→ **Requirement**: Render the listing below as a JSON list of strings, with each line as its own string and any blank lines left out.

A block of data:
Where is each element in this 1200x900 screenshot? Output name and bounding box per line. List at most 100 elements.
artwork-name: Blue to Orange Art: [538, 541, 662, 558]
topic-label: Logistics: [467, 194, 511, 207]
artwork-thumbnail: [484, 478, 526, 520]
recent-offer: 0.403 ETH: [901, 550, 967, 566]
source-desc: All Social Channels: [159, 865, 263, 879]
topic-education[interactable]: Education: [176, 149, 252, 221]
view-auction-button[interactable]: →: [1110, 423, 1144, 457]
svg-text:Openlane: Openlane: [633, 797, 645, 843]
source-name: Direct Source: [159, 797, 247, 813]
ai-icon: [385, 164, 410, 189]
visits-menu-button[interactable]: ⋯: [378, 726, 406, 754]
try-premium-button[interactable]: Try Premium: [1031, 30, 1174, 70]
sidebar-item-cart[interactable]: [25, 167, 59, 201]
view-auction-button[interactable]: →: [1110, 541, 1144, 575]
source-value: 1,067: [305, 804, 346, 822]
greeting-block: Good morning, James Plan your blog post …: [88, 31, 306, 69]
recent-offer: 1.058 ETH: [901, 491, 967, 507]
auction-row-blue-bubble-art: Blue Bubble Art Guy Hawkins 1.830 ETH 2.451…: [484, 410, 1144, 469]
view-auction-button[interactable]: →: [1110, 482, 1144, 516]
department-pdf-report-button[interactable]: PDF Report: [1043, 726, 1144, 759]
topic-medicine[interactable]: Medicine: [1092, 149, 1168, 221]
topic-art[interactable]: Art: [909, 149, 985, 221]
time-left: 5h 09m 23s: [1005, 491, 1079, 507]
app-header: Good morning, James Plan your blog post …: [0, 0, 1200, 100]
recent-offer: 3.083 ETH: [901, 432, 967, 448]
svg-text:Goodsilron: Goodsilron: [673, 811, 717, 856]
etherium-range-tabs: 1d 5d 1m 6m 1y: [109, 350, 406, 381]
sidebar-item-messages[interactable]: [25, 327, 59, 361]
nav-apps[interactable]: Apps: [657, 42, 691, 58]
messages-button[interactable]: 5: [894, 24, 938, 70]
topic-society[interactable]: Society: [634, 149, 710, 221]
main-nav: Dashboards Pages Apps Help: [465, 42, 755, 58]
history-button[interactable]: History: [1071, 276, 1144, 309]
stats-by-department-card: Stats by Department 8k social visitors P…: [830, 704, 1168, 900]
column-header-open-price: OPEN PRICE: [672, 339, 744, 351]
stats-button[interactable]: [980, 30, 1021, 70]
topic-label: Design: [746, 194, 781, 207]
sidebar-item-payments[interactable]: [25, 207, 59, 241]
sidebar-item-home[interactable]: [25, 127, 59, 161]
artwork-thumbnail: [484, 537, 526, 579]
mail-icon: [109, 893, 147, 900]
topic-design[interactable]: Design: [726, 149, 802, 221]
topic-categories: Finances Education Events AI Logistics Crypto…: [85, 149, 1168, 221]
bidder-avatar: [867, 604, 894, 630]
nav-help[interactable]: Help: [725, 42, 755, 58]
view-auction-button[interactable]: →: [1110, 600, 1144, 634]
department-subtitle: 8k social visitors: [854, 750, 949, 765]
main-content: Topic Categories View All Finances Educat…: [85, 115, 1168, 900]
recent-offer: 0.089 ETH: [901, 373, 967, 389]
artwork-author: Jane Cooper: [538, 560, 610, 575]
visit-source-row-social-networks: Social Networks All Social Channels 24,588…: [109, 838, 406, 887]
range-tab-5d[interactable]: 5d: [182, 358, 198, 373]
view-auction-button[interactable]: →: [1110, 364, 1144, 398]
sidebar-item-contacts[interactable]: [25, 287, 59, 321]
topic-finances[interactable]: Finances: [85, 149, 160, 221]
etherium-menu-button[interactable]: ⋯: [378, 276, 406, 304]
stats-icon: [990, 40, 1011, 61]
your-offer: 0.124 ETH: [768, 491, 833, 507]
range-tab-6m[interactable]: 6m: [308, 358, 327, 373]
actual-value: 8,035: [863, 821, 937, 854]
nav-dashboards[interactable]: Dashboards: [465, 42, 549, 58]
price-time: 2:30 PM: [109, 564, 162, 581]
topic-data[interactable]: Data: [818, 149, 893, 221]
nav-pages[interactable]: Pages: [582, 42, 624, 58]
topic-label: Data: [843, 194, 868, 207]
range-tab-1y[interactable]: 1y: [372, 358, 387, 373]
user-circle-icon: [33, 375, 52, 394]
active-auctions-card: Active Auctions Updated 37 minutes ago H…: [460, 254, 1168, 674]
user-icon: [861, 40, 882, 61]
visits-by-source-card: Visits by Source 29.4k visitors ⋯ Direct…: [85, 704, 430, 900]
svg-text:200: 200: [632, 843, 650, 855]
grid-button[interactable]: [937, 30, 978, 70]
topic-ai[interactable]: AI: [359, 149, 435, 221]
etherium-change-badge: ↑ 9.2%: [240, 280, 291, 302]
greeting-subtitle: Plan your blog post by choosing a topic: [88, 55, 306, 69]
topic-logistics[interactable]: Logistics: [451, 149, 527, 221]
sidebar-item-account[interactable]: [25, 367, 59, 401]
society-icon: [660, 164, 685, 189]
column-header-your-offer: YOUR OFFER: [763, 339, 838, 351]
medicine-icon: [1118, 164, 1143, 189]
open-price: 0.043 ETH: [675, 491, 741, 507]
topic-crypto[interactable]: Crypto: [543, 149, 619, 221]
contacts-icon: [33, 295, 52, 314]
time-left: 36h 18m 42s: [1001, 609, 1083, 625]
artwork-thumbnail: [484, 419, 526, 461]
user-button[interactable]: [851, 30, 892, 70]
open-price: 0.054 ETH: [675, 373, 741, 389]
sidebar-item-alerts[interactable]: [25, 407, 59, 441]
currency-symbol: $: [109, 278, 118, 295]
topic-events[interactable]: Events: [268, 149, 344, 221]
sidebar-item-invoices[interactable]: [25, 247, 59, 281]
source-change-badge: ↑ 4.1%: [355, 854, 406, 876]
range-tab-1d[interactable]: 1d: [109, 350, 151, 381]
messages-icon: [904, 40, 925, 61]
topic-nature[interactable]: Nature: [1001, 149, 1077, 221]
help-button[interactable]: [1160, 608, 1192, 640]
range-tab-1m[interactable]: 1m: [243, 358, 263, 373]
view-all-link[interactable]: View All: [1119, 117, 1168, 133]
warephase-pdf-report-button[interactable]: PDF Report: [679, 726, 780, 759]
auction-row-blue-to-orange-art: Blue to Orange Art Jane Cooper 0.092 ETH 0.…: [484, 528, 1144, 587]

→ **Result of the exercise**:
[
  "Where is each element in this 1200x900 screenshot? Output name and bounding box per line. List at most 100 elements.",
  "artwork-name: Blue to Orange Art: [538, 541, 662, 558]",
  "topic-label: Logistics: [467, 194, 511, 207]",
  "artwork-thumbnail: [484, 478, 526, 520]",
  "recent-offer: 0.403 ETH: [901, 550, 967, 566]",
  "source-desc: All Social Channels: [159, 865, 263, 879]",
  "topic-education[interactable]: Education: [176, 149, 252, 221]",
  "view-auction-button[interactable]: →: [1110, 423, 1144, 457]",
  "svg-text:Openlane: Openlane: [633, 797, 645, 843]",
  "source-name: Direct Source: [159, 797, 247, 813]",
  "ai-icon: [385, 164, 410, 189]",
  "visits-menu-button[interactable]: ⋯: [378, 726, 406, 754]",
  "try-premium-button[interactable]: Try Premium: [1031, 30, 1174, 70]",
  "sidebar-item-cart[interactable]: [25, 167, 59, 201]",
  "view-auction-button[interactable]: →: [1110, 541, 1144, 575]",
  "source-value: 1,067: [305, 804, 346, 822]",
  "greeting-block: Good morning, James Plan your blog post …: [88, 31, 306, 69]",
  "recent-offer: 1.058 ETH: [901, 491, 967, 507]",
  "auction-row-blue-bubble-art: Blue Bubble Art Guy Hawkins 1.830 ETH 2.451…: [484, 410, 1144, 469]",
  "view-auction-button[interactable]: →: [1110, 482, 1144, 516]",
  "department-pdf-report-button[interactable]: PDF Report: [1043, 726, 1144, 759]",
  "topic-medicine[interactable]: Medicine: [1092, 149, 1168, 221]",
  "topic-art[interactable]: Art: [909, 149, 985, 221]",
  "time-left: 5h 09m 23s: [1005, 491, 1079, 507]",
  "app-header: Good morning, James Plan your blog post …: [0, 0, 1200, 100]",
  "recent-offer: 3.083 ETH: [901, 432, 967, 448]",
  "svg-text:Goodsilron: Goodsilron: [673, 811, 717, 856]",
  "etherium-range-tabs: 1d 5d 1m 6m 1y: [109, 350, 406, 381]",
  "sidebar-item-messages[interactable]: [25, 327, 59, 361]",
  "nav-apps[interactable]: Apps: [657, 42, 691, 58]",
  "messages-button[interactable]: 5: [894, 24, 938, 70]",
  "topic-society[interactable]: Society: [634, 149, 710, 221]",
  "main-nav: Dashboards Pages Apps Help: [465, 42, 755, 58]",
  "history-button[interactable]: History: [1071, 276, 1144, 309]",
  "stats-by-department-card: Stats by Department 8k social visitors P…: [830, 704, 1168, 900]",
  "column-header-open-price: OPEN PRICE: [672, 339, 744, 351]",
  "stats-button[interactable]: [980, 30, 1021, 70]",
  "topic-label: Design: [746, 194, 781, 207]",
  "sidebar-item-payments[interactable]: [25, 207, 59, 241]",
  "sidebar-item-home[interactable]: [25, 127, 59, 161]",
  "artwork-thumbnail: [484, 537, 526, 579]",
  "mail-icon: [109, 893, 147, 900]",
  "topic-design[interactable]: Design: [726, 149, 802, 221]",
  "topic-categories: Finances Education Events AI Logistics Crypto…: [85, 149, 1168, 221]",
  "bidder-avatar: [867, 604, 894, 630]",
  "nav-help[interactable]: Help: [725, 42, 755, 58]",
  "view-auction-button[interactable]: →: [1110, 600, 1144, 634]",
  "department-subtitle: 8k social visitors: [854, 750, 949, 765]",
  "main-content: Topic Categories View All Finances Educat…: [85, 115, 1168, 900]",
  "recent-offer: 0.089 ETH: [901, 373, 967, 389]",
  "artwork-author: Jane Cooper: [538, 560, 610, 575]",
  "visit-source-row-social-networks: Social Networks All Social Channels 24,588…: [109, 838, 406, 887]",
  "range-tab-5d[interactable]: 5d: [182, 358, 198, 373]",
  "view-auction-button[interactable]: →: [1110, 364, 1144, 398]",
  "sidebar-item-contacts[interactable]: [25, 287, 59, 321]",
  "topic-finances[interactable]: Finances: [85, 149, 160, 221]",
  "etherium-menu-button[interactable]: ⋯: [378, 276, 406, 304]",
  "stats-icon: [990, 40, 1011, 61]",
  "your-offer: 0.124 ETH: [768, 491, 833, 507]",
  "range-tab-6m[interactable]: 6m: [308, 358, 327, 373]",
  "actual-value: 8,035: [863, 821, 937, 854]",
  "nav-dashboards[interactable]: Dashboards: [465, 42, 549, 58]",
  "price-time: 2:30 PM: [109, 564, 162, 581]",
  "topic-data[interactable]: Data: [818, 149, 893, 221]",
  "nav-pages[interactable]: Pages: [582, 42, 624, 58]",
  "topic-label: Data: [843, 194, 868, 207]",
  "range-tab-1y[interactable]: 1y: [372, 358, 387, 373]",
  "user-circle-icon: [33, 375, 52, 394]",
  "active-auctions-card: Active Auctions Updated 37 minutes ago H…: [460, 254, 1168, 674]",
  "user-icon: [861, 40, 882, 61]",
  "visits-by-source-card: Visits by Source 29.4k visitors ⋯ Direct…: [85, 704, 430, 900]",
  "svg-text:200: 200: [632, 843, 650, 855]",
  "grid-button[interactable]: [937, 30, 978, 70]",
  "topic-ai[interactable]: AI: [359, 149, 435, 221]",
  "etherium-change-badge: ↑ 9.2%: [240, 280, 291, 302]",
  "greeting-subtitle: Plan your blog post by choosing a topic: [88, 55, 306, 69]",
  "topic-logistics[interactable]: Logistics: [451, 149, 527, 221]",
  "sidebar-item-account[interactable]: [25, 367, 59, 401]",
  "society-icon: [660, 164, 685, 189]",
  "column-header-your-offer: YOUR OFFER: [763, 339, 838, 351]",
  "medicine-icon: [1118, 164, 1143, 189]",
  "open-price: 0.043 ETH: [675, 491, 741, 507]",
  "topic-crypto[interactable]: Crypto: [543, 149, 619, 221]",
  "contacts-icon: [33, 295, 52, 314]",
  "time-left: 36h 18m 42s: [1001, 609, 1083, 625]",
  "artwork-thumbnail: [484, 419, 526, 461]",
  "user-button[interactable]: [851, 30, 892, 70]",
  "open-price: 0.054 ETH: [675, 373, 741, 389]",
  "sidebar-item-alerts[interactable]: [25, 407, 59, 441]",
  "currency-symbol: $: [109, 278, 118, 295]",
  "topic-events[interactable]: Events: [268, 149, 344, 221]",
  "sidebar-item-invoices[interactable]: [25, 247, 59, 281]",
  "source-change-badge: ↑ 4.1%: [355, 854, 406, 876]",
  "range-tab-1d[interactable]: 1d: [109, 350, 151, 381]",
  "messages-icon: [904, 40, 925, 61]",
  "topic-nature[interactable]: Nature: [1001, 149, 1077, 221]",
  "help-button[interactable]: [1160, 608, 1192, 640]",
  "range-tab-1m[interactable]: 1m: [243, 358, 263, 373]",
  "view-all-link[interactable]: View All: [1119, 117, 1168, 133]",
  "warephase-pdf-report-button[interactable]: PDF Report: [679, 726, 780, 759]",
  "auction-row-blue-to-orange-art: Blue to Orange Art Jane Cooper 0.092 ETH 0.…: [484, 528, 1144, 587]"
]